**Written problem**
Write out the records beneath this line exactly as they appear, minus any images.

**Data rows**
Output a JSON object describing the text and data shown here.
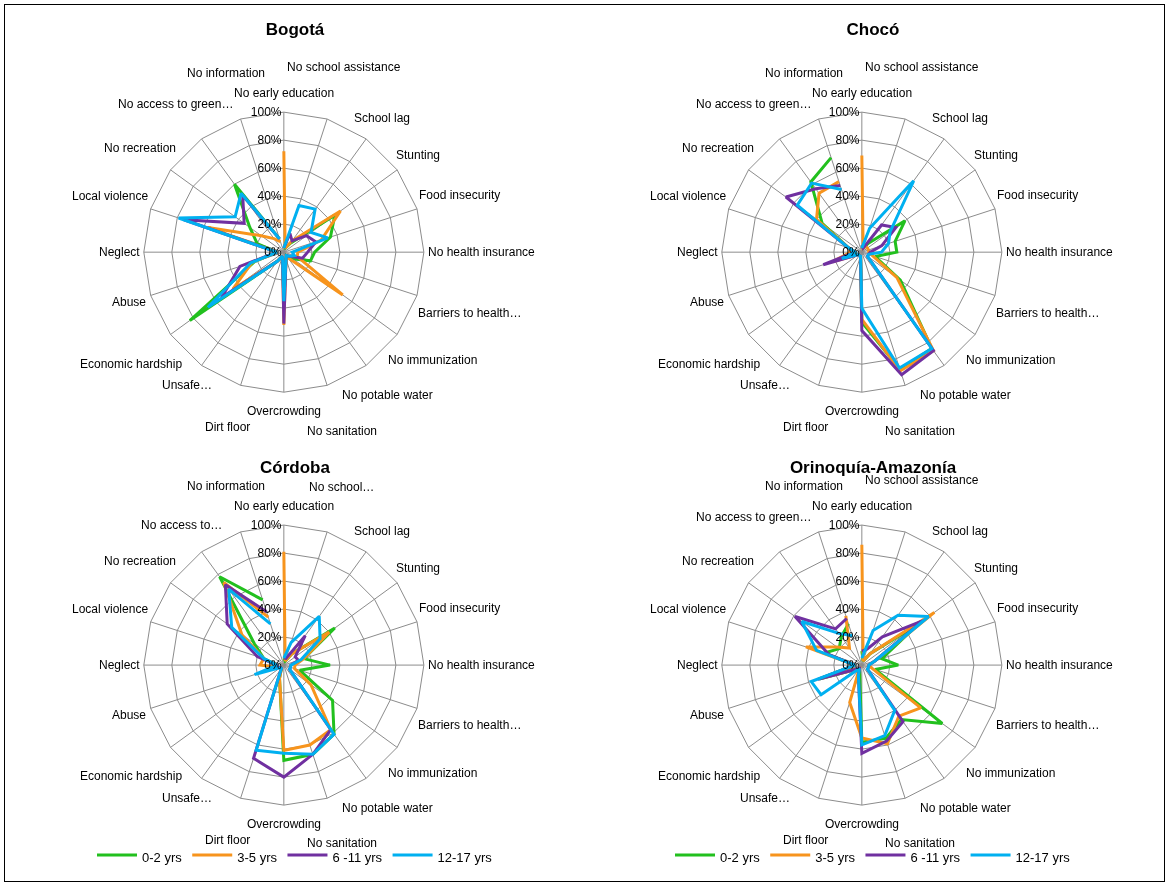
{
  "chart_data": [
    {
      "type": "radar",
      "title": "Bogotá",
      "legend": false,
      "grid": true,
      "categories": [
        "No early education",
        "No school assistance",
        "School lag",
        "Stunting",
        "Food insecurity",
        "No health insurance",
        "Barriers to health…",
        "No immunization",
        "No potable water",
        "No sanitation",
        "Overcrowding",
        "Dirt floor",
        "Unsafe…",
        "Economic hardship",
        "Abuse",
        "Neglect",
        "Local violence",
        "No recreation",
        "No access to green…",
        "No information"
      ],
      "ylim": [
        0,
        100
      ],
      "yticks": [
        {
          "value": 0,
          "label": "0%"
        },
        {
          "value": 20,
          "label": "20%"
        },
        {
          "value": 40,
          "label": "40%"
        },
        {
          "value": 60,
          "label": "60%"
        },
        {
          "value": 80,
          "label": "80%"
        },
        {
          "value": 100,
          "label": "100%"
        }
      ],
      "series": [
        {
          "color": "#22c01e",
          "values": [
            3,
            3,
            8,
            45,
            35,
            22,
            20,
            8,
            3,
            5,
            35,
            3,
            8,
            83,
            22,
            5,
            20,
            30,
            60,
            10
          ]
        },
        {
          "color": "#f7941d",
          "values": [
            72,
            3,
            10,
            50,
            28,
            10,
            10,
            52,
            5,
            5,
            52,
            3,
            8,
            45,
            24,
            5,
            57,
            20,
            12,
            8
          ]
        },
        {
          "color": "#7030a0",
          "values": [
            3,
            14,
            10,
            20,
            24,
            17,
            14,
            5,
            3,
            5,
            51,
            3,
            8,
            55,
            33,
            5,
            75,
            35,
            50,
            10
          ]
        },
        {
          "color": "#00b0f0",
          "values": [
            3,
            35,
            38,
            24,
            33,
            6,
            8,
            5,
            3,
            5,
            35,
            3,
            8,
            67,
            25,
            5,
            79,
            43,
            52,
            10
          ]
        }
      ]
    },
    {
      "type": "radar",
      "title": "Chocó",
      "legend": false,
      "grid": true,
      "categories": [
        "No early education",
        "No school assistance",
        "School lag",
        "Stunting",
        "Food insecurity",
        "No health insurance",
        "Barriers to health…",
        "No immunization",
        "No potable water",
        "No sanitation",
        "Overcrowding",
        "Dirt floor",
        "Unsafe…",
        "Economic hardship",
        "Abuse",
        "Neglect",
        "Local violence",
        "No recreation",
        "No access to green…",
        "No information"
      ],
      "ylim": [
        0,
        100
      ],
      "yticks": [
        {
          "value": 0,
          "label": "0%"
        },
        {
          "value": 20,
          "label": "20%"
        },
        {
          "value": 40,
          "label": "40%"
        },
        {
          "value": 60,
          "label": "60%"
        },
        {
          "value": 80,
          "label": "80%"
        },
        {
          "value": 100,
          "label": "100%"
        }
      ],
      "series": [
        {
          "color": "#22c01e",
          "values": [
            5,
            3,
            8,
            38,
            25,
            25,
            10,
            34,
            85,
            88,
            50,
            3,
            3,
            3,
            5,
            5,
            10,
            35,
            62,
            71
          ]
        },
        {
          "color": "#f7941d",
          "values": [
            69,
            3,
            5,
            5,
            5,
            5,
            8,
            31,
            87,
            89,
            48,
            3,
            3,
            3,
            22,
            8,
            10,
            40,
            52,
            53
          ]
        },
        {
          "color": "#7030a0",
          "values": [
            5,
            3,
            24,
            30,
            15,
            6,
            5,
            5,
            87,
            92,
            56,
            3,
            3,
            3,
            29,
            5,
            10,
            67,
            56,
            50
          ]
        },
        {
          "color": "#00b0f0",
          "values": [
            3,
            18,
            63,
            25,
            20,
            14,
            5,
            5,
            85,
            87,
            40,
            3,
            3,
            3,
            15,
            5,
            10,
            57,
            61,
            47
          ]
        }
      ]
    },
    {
      "type": "radar",
      "title": "Córdoba",
      "legend": "bottom",
      "grid": true,
      "categories": [
        "No early education",
        "No school…",
        "School lag",
        "Stunting",
        "Food insecurity",
        "No health insurance",
        "Barriers to health…",
        "No immunization",
        "No potable water",
        "No sanitation",
        "Overcrowding",
        "Dirt floor",
        "Unsafe…",
        "Economic hardship",
        "Abuse",
        "Neglect",
        "Local violence",
        "No recreation",
        "No access to…",
        "No information"
      ],
      "ylim": [
        0,
        100
      ],
      "yticks": [
        {
          "value": 0,
          "label": "0%"
        },
        {
          "value": 20,
          "label": "20%"
        },
        {
          "value": 40,
          "label": "40%"
        },
        {
          "value": 60,
          "label": "60%"
        },
        {
          "value": 80,
          "label": "80%"
        },
        {
          "value": 100,
          "label": "100%"
        }
      ],
      "series": [
        {
          "name": "0-2 yrs",
          "color": "#22c01e",
          "values": [
            5,
            3,
            10,
            45,
            15,
            33,
            12,
            43,
            61,
            67,
            68,
            10,
            3,
            3,
            5,
            5,
            15,
            26,
            78,
            49
          ]
        },
        {
          "name": "3-5 yrs",
          "color": "#f7941d",
          "values": [
            81,
            3,
            10,
            40,
            15,
            8,
            8,
            24,
            57,
            60,
            61,
            10,
            3,
            3,
            5,
            17,
            15,
            37,
            73,
            36
          ]
        },
        {
          "name": "6 -11 yrs",
          "color": "#7030a0",
          "values": [
            5,
            5,
            26,
            10,
            11,
            5,
            5,
            5,
            57,
            67,
            80,
            70,
            3,
            3,
            5,
            5,
            20,
            50,
            71,
            40
          ]
        },
        {
          "name": "12-17 yrs",
          "color": "#00b0f0",
          "values": [
            5,
            17,
            43,
            32,
            13,
            5,
            5,
            5,
            61,
            67,
            63,
            64,
            3,
            3,
            22,
            5,
            15,
            46,
            67,
            31
          ]
        }
      ]
    },
    {
      "type": "radar",
      "title": "Orinoquía-Amazonía",
      "legend": "bottom",
      "grid": true,
      "categories": [
        "No early education",
        "No school assistance",
        "School lag",
        "Stunting",
        "Food insecurity",
        "No health insurance",
        "Barriers to health…",
        "No immunization",
        "No potable water",
        "No sanitation",
        "Overcrowding",
        "Dirt floor",
        "Unsafe…",
        "Economic hardship",
        "Abuse",
        "Neglect",
        "Local violence",
        "No recreation",
        "No access to green…",
        "No information"
      ],
      "ylim": [
        0,
        100
      ],
      "yticks": [
        {
          "value": 0,
          "label": "0%"
        },
        {
          "value": 20,
          "label": "20%"
        },
        {
          "value": 40,
          "label": "40%"
        },
        {
          "value": 60,
          "label": "60%"
        },
        {
          "value": 80,
          "label": "80%"
        },
        {
          "value": 100,
          "label": "100%"
        }
      ],
      "series": [
        {
          "name": "0-2 yrs",
          "color": "#22c01e",
          "values": [
            10,
            3,
            10,
            50,
            15,
            26,
            10,
            71,
            48,
            55,
            55,
            5,
            3,
            5,
            32,
            5,
            28,
            20,
            25,
            31
          ]
        },
        {
          "name": "3-5 yrs",
          "color": "#f7941d",
          "values": [
            86,
            3,
            10,
            64,
            10,
            5,
            8,
            52,
            45,
            59,
            52,
            28,
            3,
            5,
            30,
            5,
            42,
            22,
            15,
            37
          ]
        },
        {
          "name": "6 -11 yrs",
          "color": "#7030a0",
          "values": [
            10,
            12,
            25,
            54,
            10,
            5,
            5,
            5,
            50,
            57,
            63,
            8,
            3,
            5,
            33,
            5,
            25,
            59,
            32,
            35
          ]
        },
        {
          "name": "12-17 yrs",
          "color": "#00b0f0",
          "values": [
            5,
            26,
            44,
            59,
            10,
            5,
            5,
            5,
            40,
            53,
            57,
            8,
            3,
            36,
            38,
            5,
            34,
            53,
            28,
            22
          ]
        }
      ]
    }
  ]
}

**Solution for this problem**
Output a JSON object describing the text and data shown here.
{
  "chart_data": [
    {
      "type": "radar",
      "title": "Bogotá",
      "legend": false,
      "grid": true,
      "categories": [
        "No early education",
        "No school assistance",
        "School lag",
        "Stunting",
        "Food insecurity",
        "No health insurance",
        "Barriers to health…",
        "No immunization",
        "No potable water",
        "No sanitation",
        "Overcrowding",
        "Dirt floor",
        "Unsafe…",
        "Economic hardship",
        "Abuse",
        "Neglect",
        "Local violence",
        "No recreation",
        "No access to green…",
        "No information"
      ],
      "ylim": [
        0,
        100
      ],
      "yticks": [
        {
          "value": 0,
          "label": "0%"
        },
        {
          "value": 20,
          "label": "20%"
        },
        {
          "value": 40,
          "label": "40%"
        },
        {
          "value": 60,
          "label": "60%"
        },
        {
          "value": 80,
          "label": "80%"
        },
        {
          "value": 100,
          "label": "100%"
        }
      ],
      "series": [
        {
          "color": "#22c01e",
          "values": [
            3,
            3,
            8,
            45,
            35,
            22,
            20,
            8,
            3,
            5,
            35,
            3,
            8,
            83,
            22,
            5,
            20,
            30,
            60,
            10
          ]
        },
        {
          "color": "#f7941d",
          "values": [
            72,
            3,
            10,
            50,
            28,
            10,
            10,
            52,
            5,
            5,
            52,
            3,
            8,
            45,
            24,
            5,
            57,
            20,
            12,
            8
          ]
        },
        {
          "color": "#7030a0",
          "values": [
            3,
            14,
            10,
            20,
            24,
            17,
            14,
            5,
            3,
            5,
            51,
            3,
            8,
            55,
            33,
            5,
            75,
            35,
            50,
            10
          ]
        },
        {
          "color": "#00b0f0",
          "values": [
            3,
            35,
            38,
            24,
            33,
            6,
            8,
            5,
            3,
            5,
            35,
            3,
            8,
            67,
            25,
            5,
            79,
            43,
            52,
            10
          ]
        }
      ]
    },
    {
      "type": "radar",
      "title": "Chocó",
      "legend": false,
      "grid": true,
      "categories": [
        "No early education",
        "No school assistance",
        "School lag",
        "Stunting",
        "Food insecurity",
        "No health insurance",
        "Barriers to health…",
        "No immunization",
        "No potable water",
        "No sanitation",
        "Overcrowding",
        "Dirt floor",
        "Unsafe…",
        "Economic hardship",
        "Abuse",
        "Neglect",
        "Local violence",
        "No recreation",
        "No access to green…",
        "No information"
      ],
      "ylim": [
        0,
        100
      ],
      "yticks": [
        {
          "value": 0,
          "label": "0%"
        },
        {
          "value": 20,
          "label": "20%"
        },
        {
          "value": 40,
          "label": "40%"
        },
        {
          "value": 60,
          "label": "60%"
        },
        {
          "value": 80,
          "label": "80%"
        },
        {
          "value": 100,
          "label": "100%"
        }
      ],
      "series": [
        {
          "color": "#22c01e",
          "values": [
            5,
            3,
            8,
            38,
            25,
            25,
            10,
            34,
            85,
            88,
            50,
            3,
            3,
            3,
            5,
            5,
            10,
            35,
            62,
            71
          ]
        },
        {
          "color": "#f7941d",
          "values": [
            69,
            3,
            5,
            5,
            5,
            5,
            8,
            31,
            87,
            89,
            48,
            3,
            3,
            3,
            22,
            8,
            10,
            40,
            52,
            53
          ]
        },
        {
          "color": "#7030a0",
          "values": [
            5,
            3,
            24,
            30,
            15,
            6,
            5,
            5,
            87,
            92,
            56,
            3,
            3,
            3,
            29,
            5,
            10,
            67,
            56,
            50
          ]
        },
        {
          "color": "#00b0f0",
          "values": [
            3,
            18,
            63,
            25,
            20,
            14,
            5,
            5,
            85,
            87,
            40,
            3,
            3,
            3,
            15,
            5,
            10,
            57,
            61,
            47
          ]
        }
      ]
    },
    {
      "type": "radar",
      "title": "Córdoba",
      "legend": "bottom",
      "grid": true,
      "categories": [
        "No early education",
        "No school…",
        "School lag",
        "Stunting",
        "Food insecurity",
        "No health insurance",
        "Barriers to health…",
        "No immunization",
        "No potable water",
        "No sanitation",
        "Overcrowding",
        "Dirt floor",
        "Unsafe…",
        "Economic hardship",
        "Abuse",
        "Neglect",
        "Local violence",
        "No recreation",
        "No access to…",
        "No information"
      ],
      "ylim": [
        0,
        100
      ],
      "yticks": [
        {
          "value": 0,
          "label": "0%"
        },
        {
          "value": 20,
          "label": "20%"
        },
        {
          "value": 40,
          "label": "40%"
        },
        {
          "value": 60,
          "label": "60%"
        },
        {
          "value": 80,
          "label": "80%"
        },
        {
          "value": 100,
          "label": "100%"
        }
      ],
      "series": [
        {
          "name": "0-2 yrs",
          "color": "#22c01e",
          "values": [
            5,
            3,
            10,
            45,
            15,
            33,
            12,
            43,
            61,
            67,
            68,
            10,
            3,
            3,
            5,
            5,
            15,
            26,
            78,
            49
          ]
        },
        {
          "name": "3-5 yrs",
          "color": "#f7941d",
          "values": [
            81,
            3,
            10,
            40,
            15,
            8,
            8,
            24,
            57,
            60,
            61,
            10,
            3,
            3,
            5,
            17,
            15,
            37,
            73,
            36
          ]
        },
        {
          "name": "6 -11 yrs",
          "color": "#7030a0",
          "values": [
            5,
            5,
            26,
            10,
            11,
            5,
            5,
            5,
            57,
            67,
            80,
            70,
            3,
            3,
            5,
            5,
            20,
            50,
            71,
            40
          ]
        },
        {
          "name": "12-17 yrs",
          "color": "#00b0f0",
          "values": [
            5,
            17,
            43,
            32,
            13,
            5,
            5,
            5,
            61,
            67,
            63,
            64,
            3,
            3,
            22,
            5,
            15,
            46,
            67,
            31
          ]
        }
      ]
    },
    {
      "type": "radar",
      "title": "Orinoquía-Amazonía",
      "legend": "bottom",
      "grid": true,
      "categories": [
        "No early education",
        "No school assistance",
        "School lag",
        "Stunting",
        "Food insecurity",
        "No health insurance",
        "Barriers to health…",
        "No immunization",
        "No potable water",
        "No sanitation",
        "Overcrowding",
        "Dirt floor",
        "Unsafe…",
        "Economic hardship",
        "Abuse",
        "Neglect",
        "Local violence",
        "No recreation",
        "No access to green…",
        "No information"
      ],
      "ylim": [
        0,
        100
      ],
      "yticks": [
        {
          "value": 0,
          "label": "0%"
        },
        {
          "value": 20,
          "label": "20%"
        },
        {
          "value": 40,
          "label": "40%"
        },
        {
          "value": 60,
          "label": "60%"
        },
        {
          "value": 80,
          "label": "80%"
        },
        {
          "value": 100,
          "label": "100%"
        }
      ],
      "series": [
        {
          "name": "0-2 yrs",
          "color": "#22c01e",
          "values": [
            10,
            3,
            10,
            50,
            15,
            26,
            10,
            71,
            48,
            55,
            55,
            5,
            3,
            5,
            32,
            5,
            28,
            20,
            25,
            31
          ]
        },
        {
          "name": "3-5 yrs",
          "color": "#f7941d",
          "values": [
            86,
            3,
            10,
            64,
            10,
            5,
            8,
            52,
            45,
            59,
            52,
            28,
            3,
            5,
            30,
            5,
            42,
            22,
            15,
            37
          ]
        },
        {
          "name": "6 -11 yrs",
          "color": "#7030a0",
          "values": [
            10,
            12,
            25,
            54,
            10,
            5,
            5,
            5,
            50,
            57,
            63,
            8,
            3,
            5,
            33,
            5,
            25,
            59,
            32,
            35
          ]
        },
        {
          "name": "12-17 yrs",
          "color": "#00b0f0",
          "values": [
            5,
            26,
            44,
            59,
            10,
            5,
            5,
            5,
            40,
            53,
            57,
            8,
            3,
            36,
            38,
            5,
            34,
            53,
            28,
            22
          ]
        }
      ]
    }
  ]
}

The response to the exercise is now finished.